Aim of the task: Reproduce every one of the entries below verbatim, line for line, without adding, dropping, or changing anything.

Dataset records:
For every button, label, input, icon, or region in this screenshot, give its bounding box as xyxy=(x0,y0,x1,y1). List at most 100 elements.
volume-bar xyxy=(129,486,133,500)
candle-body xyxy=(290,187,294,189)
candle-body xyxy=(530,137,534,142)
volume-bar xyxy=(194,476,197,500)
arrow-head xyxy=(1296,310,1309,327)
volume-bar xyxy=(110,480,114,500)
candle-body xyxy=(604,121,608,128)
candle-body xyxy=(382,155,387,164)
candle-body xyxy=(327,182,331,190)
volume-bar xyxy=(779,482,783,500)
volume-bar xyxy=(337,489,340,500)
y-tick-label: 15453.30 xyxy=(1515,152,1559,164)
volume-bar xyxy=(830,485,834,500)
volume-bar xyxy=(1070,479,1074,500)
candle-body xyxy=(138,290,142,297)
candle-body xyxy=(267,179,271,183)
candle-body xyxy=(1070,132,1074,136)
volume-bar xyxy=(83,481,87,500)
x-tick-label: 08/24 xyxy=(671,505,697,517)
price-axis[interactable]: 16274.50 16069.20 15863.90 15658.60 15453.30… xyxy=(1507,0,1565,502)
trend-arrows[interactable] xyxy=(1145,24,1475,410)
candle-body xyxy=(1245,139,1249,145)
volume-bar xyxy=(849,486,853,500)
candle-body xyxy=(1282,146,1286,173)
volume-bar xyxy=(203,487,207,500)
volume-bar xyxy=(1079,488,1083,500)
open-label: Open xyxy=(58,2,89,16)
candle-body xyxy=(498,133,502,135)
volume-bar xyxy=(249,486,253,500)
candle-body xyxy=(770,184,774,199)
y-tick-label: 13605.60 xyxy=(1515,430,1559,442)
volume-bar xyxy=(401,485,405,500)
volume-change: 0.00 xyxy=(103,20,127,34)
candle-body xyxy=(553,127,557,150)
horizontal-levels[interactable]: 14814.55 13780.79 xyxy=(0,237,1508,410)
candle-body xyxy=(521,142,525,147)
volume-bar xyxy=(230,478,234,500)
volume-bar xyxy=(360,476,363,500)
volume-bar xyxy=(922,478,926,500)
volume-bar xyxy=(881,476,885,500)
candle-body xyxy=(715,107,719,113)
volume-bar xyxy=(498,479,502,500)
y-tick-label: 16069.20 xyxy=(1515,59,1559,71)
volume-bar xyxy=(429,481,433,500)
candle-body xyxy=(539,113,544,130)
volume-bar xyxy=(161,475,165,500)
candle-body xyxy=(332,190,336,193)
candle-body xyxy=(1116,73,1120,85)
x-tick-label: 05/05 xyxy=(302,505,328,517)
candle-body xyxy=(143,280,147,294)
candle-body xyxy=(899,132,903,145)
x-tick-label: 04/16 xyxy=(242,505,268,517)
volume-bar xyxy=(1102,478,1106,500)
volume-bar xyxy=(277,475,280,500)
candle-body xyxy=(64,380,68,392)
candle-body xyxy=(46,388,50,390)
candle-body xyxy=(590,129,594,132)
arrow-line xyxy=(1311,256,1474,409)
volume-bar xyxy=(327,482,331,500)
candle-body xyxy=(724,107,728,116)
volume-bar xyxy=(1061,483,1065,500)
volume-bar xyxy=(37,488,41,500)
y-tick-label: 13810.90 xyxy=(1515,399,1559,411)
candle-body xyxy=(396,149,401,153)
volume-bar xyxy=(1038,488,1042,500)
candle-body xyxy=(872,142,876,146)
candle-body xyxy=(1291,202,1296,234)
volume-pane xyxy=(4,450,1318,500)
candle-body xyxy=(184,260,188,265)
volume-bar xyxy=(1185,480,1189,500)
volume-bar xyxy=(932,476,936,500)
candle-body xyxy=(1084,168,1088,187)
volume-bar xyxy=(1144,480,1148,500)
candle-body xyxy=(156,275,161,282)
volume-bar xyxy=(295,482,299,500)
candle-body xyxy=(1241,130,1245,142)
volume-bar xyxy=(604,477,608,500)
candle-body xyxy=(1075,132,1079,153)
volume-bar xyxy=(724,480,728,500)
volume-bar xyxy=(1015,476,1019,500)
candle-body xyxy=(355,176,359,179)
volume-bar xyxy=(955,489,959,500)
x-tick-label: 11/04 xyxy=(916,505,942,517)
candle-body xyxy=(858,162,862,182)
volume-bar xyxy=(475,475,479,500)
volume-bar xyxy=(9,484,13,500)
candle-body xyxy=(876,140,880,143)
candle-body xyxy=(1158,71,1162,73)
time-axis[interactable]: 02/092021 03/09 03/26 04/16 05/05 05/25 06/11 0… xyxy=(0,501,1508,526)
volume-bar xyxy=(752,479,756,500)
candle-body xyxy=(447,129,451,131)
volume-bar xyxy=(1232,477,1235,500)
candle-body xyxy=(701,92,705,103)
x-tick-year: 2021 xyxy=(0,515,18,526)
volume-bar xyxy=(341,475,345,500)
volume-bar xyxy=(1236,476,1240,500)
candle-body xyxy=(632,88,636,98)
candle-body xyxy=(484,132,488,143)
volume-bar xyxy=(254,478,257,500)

Exercise answer:
For every button, label, input, icon, or region in this screenshot, give its bounding box as xyxy=(x0,y0,x1,y1). List at most 100 elements.
volume-bar xyxy=(129,486,133,500)
candle-body xyxy=(290,187,294,189)
candle-body xyxy=(530,137,534,142)
volume-bar xyxy=(194,476,197,500)
arrow-head xyxy=(1296,310,1309,327)
volume-bar xyxy=(110,480,114,500)
candle-body xyxy=(604,121,608,128)
candle-body xyxy=(382,155,387,164)
candle-body xyxy=(327,182,331,190)
volume-bar xyxy=(779,482,783,500)
volume-bar xyxy=(337,489,340,500)
y-tick-label: 15453.30 xyxy=(1515,152,1559,164)
volume-bar xyxy=(830,485,834,500)
volume-bar xyxy=(1070,479,1074,500)
candle-body xyxy=(138,290,142,297)
candle-body xyxy=(267,179,271,183)
candle-body xyxy=(1070,132,1074,136)
volume-bar xyxy=(83,481,87,500)
x-tick-label: 08/24 xyxy=(671,505,697,517)
price-axis[interactable]: 16274.50 16069.20 15863.90 15658.60 15453.30… xyxy=(1507,0,1565,502)
trend-arrows[interactable] xyxy=(1145,24,1475,410)
candle-body xyxy=(1245,139,1249,145)
volume-bar xyxy=(849,486,853,500)
candle-body xyxy=(1282,146,1286,173)
volume-bar xyxy=(203,487,207,500)
volume-bar xyxy=(1079,488,1083,500)
open-label: Open xyxy=(58,2,89,16)
candle-body xyxy=(498,133,502,135)
volume-bar xyxy=(249,486,253,500)
candle-body xyxy=(770,184,774,199)
y-tick-label: 13605.60 xyxy=(1515,430,1559,442)
volume-bar xyxy=(401,485,405,500)
volume-change: 0.00 xyxy=(103,20,127,34)
candle-body xyxy=(553,127,557,150)
horizontal-levels[interactable]: 14814.55 13780.79 xyxy=(0,237,1508,410)
candle-body xyxy=(521,142,525,147)
volume-bar xyxy=(230,478,234,500)
volume-bar xyxy=(360,476,363,500)
volume-bar xyxy=(922,478,926,500)
volume-bar xyxy=(881,476,885,500)
candle-body xyxy=(715,107,719,113)
volume-bar xyxy=(498,479,502,500)
y-tick-label: 16069.20 xyxy=(1515,59,1559,71)
volume-bar xyxy=(429,481,433,500)
candle-body xyxy=(539,113,544,130)
volume-bar xyxy=(161,475,165,500)
candle-body xyxy=(332,190,336,193)
candle-body xyxy=(1116,73,1120,85)
x-tick-label: 05/05 xyxy=(302,505,328,517)
candle-body xyxy=(143,280,147,294)
candle-body xyxy=(899,132,903,145)
x-tick-label: 04/16 xyxy=(242,505,268,517)
volume-bar xyxy=(1102,478,1106,500)
volume-bar xyxy=(277,475,280,500)
candle-body xyxy=(64,380,68,392)
candle-body xyxy=(46,388,50,390)
candle-body xyxy=(590,129,594,132)
arrow-line xyxy=(1311,256,1474,409)
volume-bar xyxy=(327,482,331,500)
candle-body xyxy=(724,107,728,116)
volume-bar xyxy=(1061,483,1065,500)
volume-bar xyxy=(37,488,41,500)
y-tick-label: 13810.90 xyxy=(1515,399,1559,411)
candle-body xyxy=(396,149,401,153)
volume-bar xyxy=(1038,488,1042,500)
candle-body xyxy=(872,142,876,146)
candle-body xyxy=(1291,202,1296,234)
volume-pane xyxy=(4,450,1318,500)
candle-body xyxy=(184,260,188,265)
volume-bar xyxy=(1185,480,1189,500)
volume-bar xyxy=(932,476,936,500)
candle-body xyxy=(1084,168,1088,187)
volume-bar xyxy=(1144,480,1148,500)
candle-body xyxy=(156,275,161,282)
volume-bar xyxy=(295,482,299,500)
candle-body xyxy=(1241,130,1245,142)
volume-bar xyxy=(604,477,608,500)
candle-body xyxy=(1075,132,1079,153)
volume-bar xyxy=(724,480,728,500)
volume-bar xyxy=(1015,476,1019,500)
candle-body xyxy=(355,176,359,179)
volume-bar xyxy=(955,489,959,500)
x-tick-label: 11/04 xyxy=(916,505,942,517)
candle-body xyxy=(858,162,862,182)
volume-bar xyxy=(475,475,479,500)
volume-bar xyxy=(9,484,13,500)
candle-body xyxy=(876,140,880,143)
candle-body xyxy=(1158,71,1162,73)
time-axis[interactable]: 02/092021 03/09 03/26 04/16 05/05 05/25 06/11 0… xyxy=(0,501,1508,526)
volume-bar xyxy=(752,479,756,500)
candle-body xyxy=(447,129,451,131)
volume-bar xyxy=(1232,477,1235,500)
candle-body xyxy=(701,92,705,103)
x-tick-year: 2021 xyxy=(0,515,18,526)
volume-bar xyxy=(341,475,345,500)
volume-bar xyxy=(1236,476,1240,500)
candle-body xyxy=(632,88,636,98)
candle-body xyxy=(484,132,488,143)
volume-bar xyxy=(254,478,257,500)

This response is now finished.